• **Data supplied**

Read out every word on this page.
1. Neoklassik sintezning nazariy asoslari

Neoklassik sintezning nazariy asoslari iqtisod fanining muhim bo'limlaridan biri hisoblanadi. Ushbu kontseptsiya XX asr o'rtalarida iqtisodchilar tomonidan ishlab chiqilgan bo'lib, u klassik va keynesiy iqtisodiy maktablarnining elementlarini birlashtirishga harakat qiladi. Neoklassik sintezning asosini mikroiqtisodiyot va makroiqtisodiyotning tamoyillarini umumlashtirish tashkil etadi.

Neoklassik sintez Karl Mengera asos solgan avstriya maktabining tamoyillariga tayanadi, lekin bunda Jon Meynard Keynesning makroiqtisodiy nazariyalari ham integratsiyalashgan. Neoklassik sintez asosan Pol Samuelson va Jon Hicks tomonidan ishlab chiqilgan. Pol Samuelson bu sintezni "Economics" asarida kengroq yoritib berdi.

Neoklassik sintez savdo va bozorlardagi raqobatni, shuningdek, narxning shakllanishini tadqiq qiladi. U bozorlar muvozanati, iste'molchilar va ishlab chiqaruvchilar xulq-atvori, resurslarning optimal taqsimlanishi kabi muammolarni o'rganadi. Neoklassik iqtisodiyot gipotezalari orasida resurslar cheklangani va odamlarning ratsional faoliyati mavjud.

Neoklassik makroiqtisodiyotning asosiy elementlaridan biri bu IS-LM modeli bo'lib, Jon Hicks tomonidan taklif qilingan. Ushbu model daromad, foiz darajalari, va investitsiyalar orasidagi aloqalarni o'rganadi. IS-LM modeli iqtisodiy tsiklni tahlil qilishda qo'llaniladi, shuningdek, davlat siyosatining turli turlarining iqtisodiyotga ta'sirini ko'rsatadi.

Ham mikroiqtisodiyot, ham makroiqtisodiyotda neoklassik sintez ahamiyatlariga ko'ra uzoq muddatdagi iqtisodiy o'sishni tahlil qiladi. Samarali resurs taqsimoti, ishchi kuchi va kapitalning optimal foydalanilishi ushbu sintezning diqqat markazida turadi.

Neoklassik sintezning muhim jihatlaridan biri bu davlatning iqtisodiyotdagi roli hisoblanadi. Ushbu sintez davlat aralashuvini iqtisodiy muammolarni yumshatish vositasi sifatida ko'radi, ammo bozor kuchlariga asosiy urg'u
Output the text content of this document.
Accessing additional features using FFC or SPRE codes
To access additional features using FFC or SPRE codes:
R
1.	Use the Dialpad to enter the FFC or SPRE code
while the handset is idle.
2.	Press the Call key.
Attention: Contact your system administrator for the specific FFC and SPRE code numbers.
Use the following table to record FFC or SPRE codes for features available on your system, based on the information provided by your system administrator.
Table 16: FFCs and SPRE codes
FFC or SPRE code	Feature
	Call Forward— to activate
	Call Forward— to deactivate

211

• **Task to complete**
All records above must be set down exactly, please.

• **Problem solution**
Read out every word on this page.
1. Neoklassik sintezning nazariy asoslari

Neoklassik sintezning nazariy asoslari iqtisod fanining muhim bo'limlaridan biri hisoblanadi. Ushbu kontseptsiya XX asr o'rtalarida iqtisodchilar tomonidan ishlab chiqilgan bo'lib, u klassik va keynesiy iqtisodiy maktablarnining elementlarini birlashtirishga harakat qiladi. Neoklassik sintezning asosini mikroiqtisodiyot va makroiqtisodiyotning tamoyillarini umumlashtirish tashkil etadi.

Neoklassik sintez Karl Mengera asos solgan avstriya maktabining tamoyillariga tayanadi, lekin bunda Jon Meynard Keynesning makroiqtisodiy nazariyalari ham integratsiyalashgan. Neoklassik sintez asosan Pol Samuelson va Jon Hicks tomonidan ishlab chiqilgan. Pol Samuelson bu sintezni "Economics" asarida kengroq yoritib berdi.

Neoklassik sintez savdo va bozorlardagi raqobatni, shuningdek, narxning shakllanishini tadqiq qiladi. U bozorlar muvozanati, iste'molchilar va ishlab chiqaruvchilar xulq-atvori, resurslarning optimal taqsimlanishi kabi muammolarni o'rganadi. Neoklassik iqtisodiyot gipotezalari orasida resurslar cheklangani va odamlarning ratsional faoliyati mavjud.

Neoklassik makroiqtisodiyotning asosiy elementlaridan biri bu IS-LM modeli bo'lib, Jon Hicks tomonidan taklif qilingan. Ushbu model daromad, foiz darajalari, va investitsiyalar orasidagi aloqalarni o'rganadi. IS-LM modeli iqtisodiy tsiklni tahlil qilishda qo'llaniladi, shuningdek, davlat siyosatining turli turlarining iqtisodiyotga ta'sirini ko'rsatadi.

Ham mikroiqtisodiyot, ham makroiqtisodiyotda neoklassik sintez ahamiyatlariga ko'ra uzoq muddatdagi iqtisodiy o'sishni tahlil qiladi. Samarali resurs taqsimoti, ishchi kuchi va kapitalning optimal foydalanilishi ushbu sintezning diqqat markazida turadi.

Neoklassik sintezning muhim jihatlaridan biri bu davlatning iqtisodiyotdagi roli hisoblanadi. Ushbu sintez davlat aralashuvini iqtisodiy muammolarni yumshatish vositasi sifatida ko'radi, ammo bozor kuchlariga asosiy urg'u
Output the text content of this document.
Accessing additional features using FFC or SPRE codes
To access additional features using FFC or SPRE codes:
R
1.	Use the Dialpad to enter the FFC or SPRE code
while the handset is idle.
2.	Press the Call key.
Attention: Contact your system administrator for the specific FFC and SPRE code numbers.
Use the following table to record FFC or SPRE codes for features available on your system, based on the information provided by your system administrator.
Table 16: FFCs and SPRE codes
FFC or SPRE code	Feature
	Call Forward— to activate
	Call Forward— to deactivate

211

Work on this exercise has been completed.